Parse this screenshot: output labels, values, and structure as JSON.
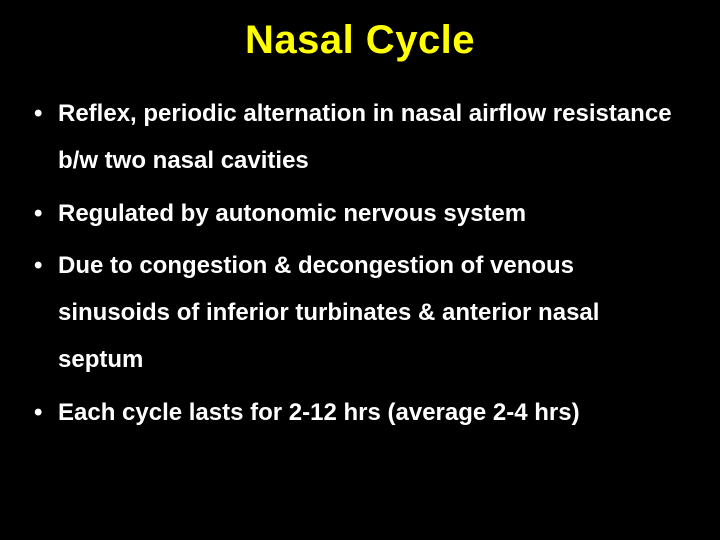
{
  "slide": {
    "title": "Nasal Cycle",
    "title_color": "#ffff00",
    "title_fontsize": 40,
    "background_color": "#000000",
    "text_color": "#ffffff",
    "bullet_fontsize": 24,
    "bullets": [
      "Reflex, periodic alternation in nasal airflow resistance b/w two nasal cavities",
      "Regulated by autonomic nervous system",
      "Due to congestion & decongestion of venous sinusoids of inferior turbinates & anterior nasal septum",
      "Each cycle lasts for 2-12 hrs (average 2-4 hrs)"
    ]
  }
}
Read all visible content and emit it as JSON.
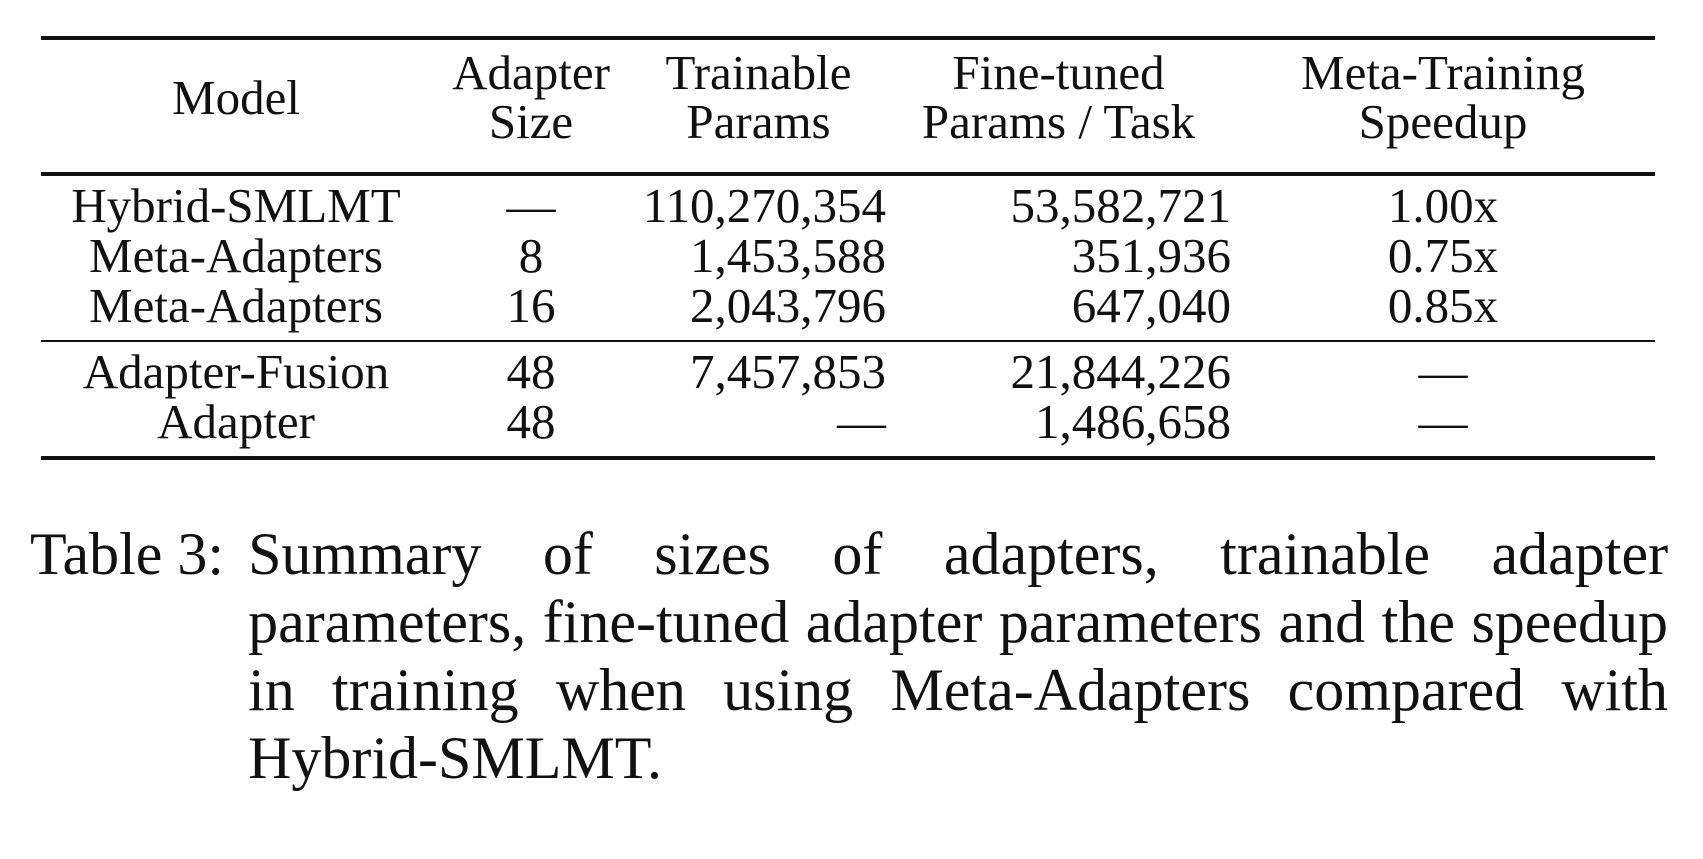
{
  "table": {
    "headers": [
      {
        "line1": "Model",
        "line2": ""
      },
      {
        "line1": "Adapter",
        "line2": "Size"
      },
      {
        "line1": "Trainable",
        "line2": "Params"
      },
      {
        "line1": "Fine-tuned",
        "line2": "Params / Task"
      },
      {
        "line1": "Meta-Training",
        "line2": "Speedup"
      }
    ],
    "groups": [
      [
        {
          "model": "Hybrid-SMLMT",
          "size": "—",
          "trainable": "110,270,354",
          "finetuned": "53,582,721",
          "speedup": "1.00x"
        },
        {
          "model": "Meta-Adapters",
          "size": "8",
          "trainable": "1,453,588",
          "finetuned": "351,936",
          "speedup": "0.75x"
        },
        {
          "model": "Meta-Adapters",
          "size": "16",
          "trainable": "2,043,796",
          "finetuned": "647,040",
          "speedup": "0.85x"
        }
      ],
      [
        {
          "model": "Adapter-Fusion",
          "size": "48",
          "trainable": "7,457,853",
          "finetuned": "21,844,226",
          "speedup": "—"
        },
        {
          "model": "Adapter",
          "size": "48",
          "trainable": "—",
          "finetuned": "1,486,658",
          "speedup": "—"
        }
      ]
    ]
  },
  "caption": {
    "label": "Table 3:",
    "text": "Summary of sizes of adapters, trainable adapter parameters, fine-tuned adapter parameters and the speedup in training when using Meta-Adapters compared with Hybrid-SMLMT."
  }
}
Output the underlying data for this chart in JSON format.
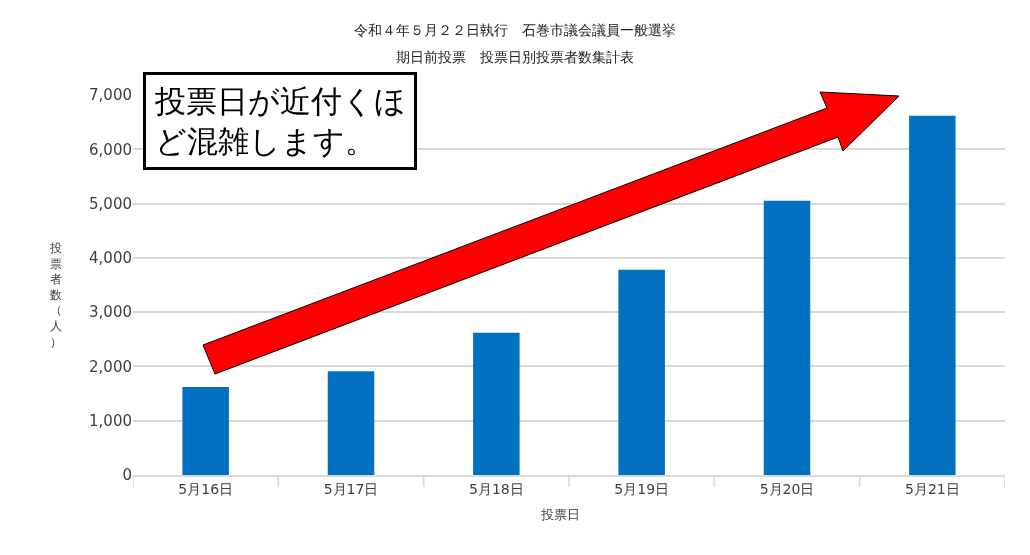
{
  "chart_data": {
    "type": "bar",
    "title": "令和４年５月２２日執行　石巻市議会議員一般選挙",
    "subtitle": "期日前投票　投票日別投票者数集計表",
    "xlabel": "投票日",
    "ylabel": "投票者数（人）",
    "categories": [
      "5月16日",
      "5月17日",
      "5月18日",
      "5月19日",
      "5月20日",
      "5月21日"
    ],
    "values": [
      1620,
      1910,
      2620,
      3780,
      5050,
      6620
    ],
    "color": "#0070c0",
    "ylim": [
      0,
      7000
    ],
    "yticks": [
      {
        "value": 0,
        "label": "0"
      },
      {
        "value": 1000,
        "label": "1,000"
      },
      {
        "value": 2000,
        "label": "2,000"
      },
      {
        "value": 3000,
        "label": "3,000"
      },
      {
        "value": 4000,
        "label": "4,000"
      },
      {
        "value": 5000,
        "label": "5,000"
      },
      {
        "value": 6000,
        "label": "6,000"
      },
      {
        "value": 7000,
        "label": "7,000"
      }
    ],
    "grid": "y",
    "annotations": [
      "投票日が近付くほど混雑します。"
    ]
  }
}
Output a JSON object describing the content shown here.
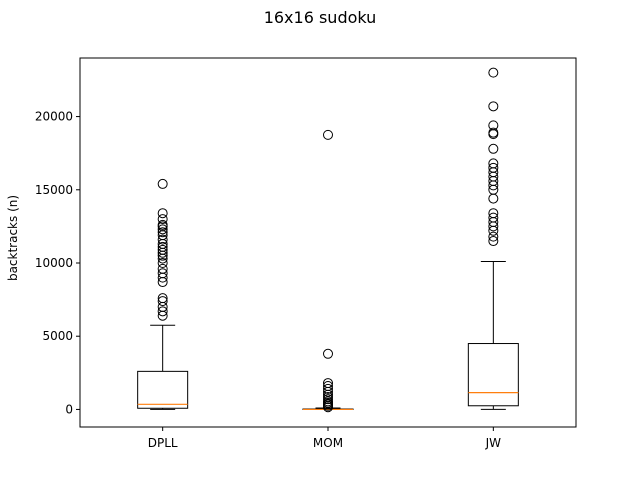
{
  "chart_data": {
    "type": "box",
    "title": "16x16 sudoku",
    "xlabel": "",
    "ylabel": "backtracks (n)",
    "ylim": [
      -1200,
      24000
    ],
    "yticks": [
      0,
      5000,
      10000,
      15000,
      20000
    ],
    "grid": false,
    "colors": {
      "box": "#000000",
      "median": "#ff7f0e",
      "outlier": "#000000"
    },
    "categories": [
      "DPLL",
      "MOM",
      "JW"
    ],
    "boxes": [
      {
        "label": "DPLL",
        "whisker_low": 0,
        "q1": 80,
        "median": 350,
        "q3": 2600,
        "whisker_high": 5750,
        "outliers": [
          6400,
          6700,
          7000,
          7400,
          7600,
          8700,
          9000,
          9300,
          9600,
          10000,
          10300,
          10500,
          10700,
          10900,
          11100,
          11300,
          11600,
          11900,
          12100,
          12300,
          12500,
          12600,
          13000,
          13400,
          15400
        ]
      },
      {
        "label": "MOM",
        "whisker_low": 0,
        "q1": 0,
        "median": 0,
        "q3": 30,
        "whisker_high": 100,
        "outliers": [
          150,
          250,
          350,
          450,
          550,
          700,
          850,
          1000,
          1200,
          1400,
          1600,
          1800,
          3800,
          18750
        ]
      },
      {
        "label": "JW",
        "whisker_low": 0,
        "q1": 250,
        "median": 1150,
        "q3": 4500,
        "whisker_high": 10100,
        "outliers": [
          11500,
          11800,
          12200,
          12500,
          12800,
          13100,
          13400,
          14400,
          15000,
          15300,
          15600,
          15900,
          16200,
          16500,
          16800,
          17800,
          18800,
          18900,
          19400,
          20700,
          23000
        ]
      }
    ]
  }
}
====================
TO DO: Set down the lines of the records above exactly, apart from the pictures.

EXERCISE OUTPUT:
Parse this screenshot: output labels, values, and structure as JSON.
{
  "slide": {
    "title": "Nasal Cycle",
    "title_color": "#ffff00",
    "title_fontsize": 40,
    "background_color": "#000000",
    "text_color": "#ffffff",
    "bullet_fontsize": 24,
    "bullets": [
      "Reflex, periodic alternation in nasal airflow resistance b/w two nasal cavities",
      "Regulated by autonomic nervous system",
      "Due to congestion & decongestion of venous sinusoids of inferior turbinates & anterior nasal septum",
      "Each cycle lasts for 2-12 hrs (average 2-4 hrs)"
    ]
  }
}
Read all visible content and emit it as JSON.
{
  "table": {
    "headers": [
      {
        "line1": "Model",
        "line2": ""
      },
      {
        "line1": "Adapter",
        "line2": "Size"
      },
      {
        "line1": "Trainable",
        "line2": "Params"
      },
      {
        "line1": "Fine-tuned",
        "line2": "Params / Task"
      },
      {
        "line1": "Meta-Training",
        "line2": "Speedup"
      }
    ],
    "groups": [
      [
        {
          "model": "Hybrid-SMLMT",
          "size": "—",
          "trainable": "110,270,354",
          "finetuned": "53,582,721",
          "speedup": "1.00x"
        },
        {
          "model": "Meta-Adapters",
          "size": "8",
          "trainable": "1,453,588",
          "finetuned": "351,936",
          "speedup": "0.75x"
        },
        {
          "model": "Meta-Adapters",
          "size": "16",
          "trainable": "2,043,796",
          "finetuned": "647,040",
          "speedup": "0.85x"
        }
      ],
      [
        {
          "model": "Adapter-Fusion",
          "size": "48",
          "trainable": "7,457,853",
          "finetuned": "21,844,226",
          "speedup": "—"
        },
        {
          "model": "Adapter",
          "size": "48",
          "trainable": "—",
          "finetuned": "1,486,658",
          "speedup": "—"
        }
      ]
    ]
  },
  "caption": {
    "label": "Table 3:",
    "text": "Summary of sizes of adapters, trainable adapter parameters, fine-tuned adapter parameters and the speedup in training when using Meta-Adapters compared with Hybrid-SMLMT."
  }
}
Output the underlying data for this chart in JSON format.
{
  "chart_data": {
    "type": "bar",
    "title": "令和４年５月２２日執行　石巻市議会議員一般選挙",
    "subtitle": "期日前投票　投票日別投票者数集計表",
    "xlabel": "投票日",
    "ylabel": "投票者数（人）",
    "categories": [
      "5月16日",
      "5月17日",
      "5月18日",
      "5月19日",
      "5月20日",
      "5月21日"
    ],
    "values": [
      1620,
      1910,
      2620,
      3780,
      5050,
      6620
    ],
    "color": "#0070c0",
    "ylim": [
      0,
      7000
    ],
    "yticks": [
      {
        "value": 0,
        "label": "0"
      },
      {
        "value": 1000,
        "label": "1,000"
      },
      {
        "value": 2000,
        "label": "2,000"
      },
      {
        "value": 3000,
        "label": "3,000"
      },
      {
        "value": 4000,
        "label": "4,000"
      },
      {
        "value": 5000,
        "label": "5,000"
      },
      {
        "value": 6000,
        "label": "6,000"
      },
      {
        "value": 7000,
        "label": "7,000"
      }
    ],
    "grid": "y",
    "annotations": [
      "投票日が近付くほど混雑します。"
    ]
  }
}
Output a JSON object describing the content shown here.
{
  "chart_data": {
    "type": "box",
    "title": "16x16 sudoku",
    "xlabel": "",
    "ylabel": "backtracks (n)",
    "ylim": [
      -1200,
      24000
    ],
    "yticks": [
      0,
      5000,
      10000,
      15000,
      20000
    ],
    "grid": false,
    "colors": {
      "box": "#000000",
      "median": "#ff7f0e",
      "outlier": "#000000"
    },
    "categories": [
      "DPLL",
      "MOM",
      "JW"
    ],
    "boxes": [
      {
        "label": "DPLL",
        "whisker_low": 0,
        "q1": 80,
        "median": 350,
        "q3": 2600,
        "whisker_high": 5750,
        "outliers": [
          6400,
          6700,
          7000,
          7400,
          7600,
          8700,
          9000,
          9300,
          9600,
          10000,
          10300,
          10500,
          10700,
          10900,
          11100,
          11300,
          11600,
          11900,
          12100,
          12300,
          12500,
          12600,
          13000,
          13400,
          15400
        ]
      },
      {
        "label": "MOM",
        "whisker_low": 0,
        "q1": 0,
        "median": 0,
        "q3": 30,
        "whisker_high": 100,
        "outliers": [
          150,
          250,
          350,
          450,
          550,
          700,
          850,
          1000,
          1200,
          1400,
          1600,
          1800,
          3800,
          18750
        ]
      },
      {
        "label": "JW",
        "whisker_low": 0,
        "q1": 250,
        "median": 1150,
        "q3": 4500,
        "whisker_high": 10100,
        "outliers": [
          11500,
          11800,
          12200,
          12500,
          12800,
          13100,
          13400,
          14400,
          15000,
          15300,
          15600,
          15900,
          16200,
          16500,
          16800,
          17800,
          18800,
          18900,
          19400,
          20700,
          23000
        ]
      }
    ]
  }
}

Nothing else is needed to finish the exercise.